Saved data entries:

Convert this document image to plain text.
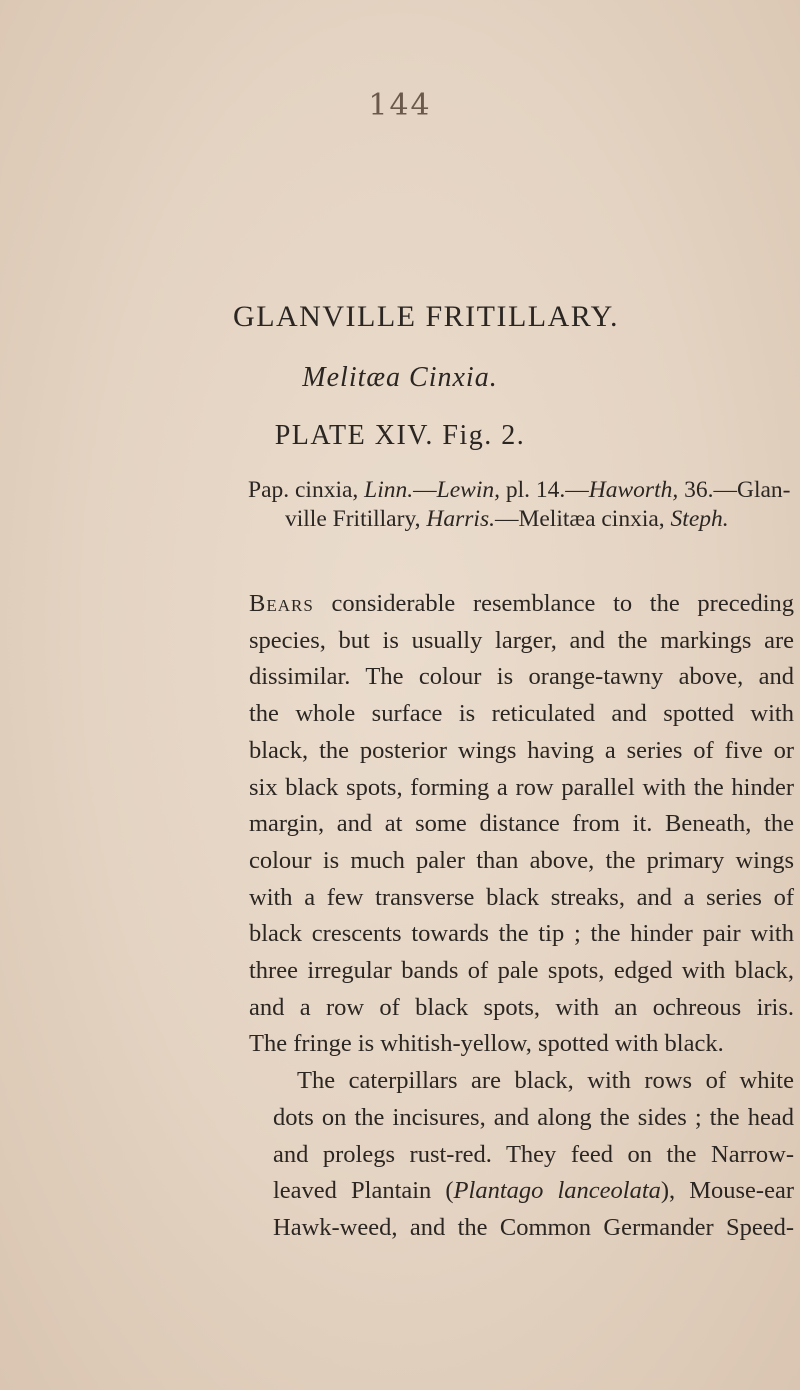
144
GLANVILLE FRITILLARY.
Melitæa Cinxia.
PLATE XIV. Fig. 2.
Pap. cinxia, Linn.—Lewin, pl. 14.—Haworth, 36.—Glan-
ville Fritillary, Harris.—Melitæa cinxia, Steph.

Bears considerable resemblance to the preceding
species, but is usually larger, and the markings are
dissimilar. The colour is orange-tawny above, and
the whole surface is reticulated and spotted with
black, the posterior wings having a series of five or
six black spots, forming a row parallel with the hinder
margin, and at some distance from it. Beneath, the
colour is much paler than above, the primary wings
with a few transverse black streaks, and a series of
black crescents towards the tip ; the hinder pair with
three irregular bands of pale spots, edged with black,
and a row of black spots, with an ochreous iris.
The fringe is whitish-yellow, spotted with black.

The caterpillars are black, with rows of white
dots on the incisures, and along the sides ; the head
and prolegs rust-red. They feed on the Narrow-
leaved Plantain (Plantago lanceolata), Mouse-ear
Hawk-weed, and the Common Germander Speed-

Stated problem:
Find the word "hinder" in the entries, and copy every line it shows up in.

Result:
six black spots, forming a row parallel with the hinder
black crescents towards the tip ; the hinder pair with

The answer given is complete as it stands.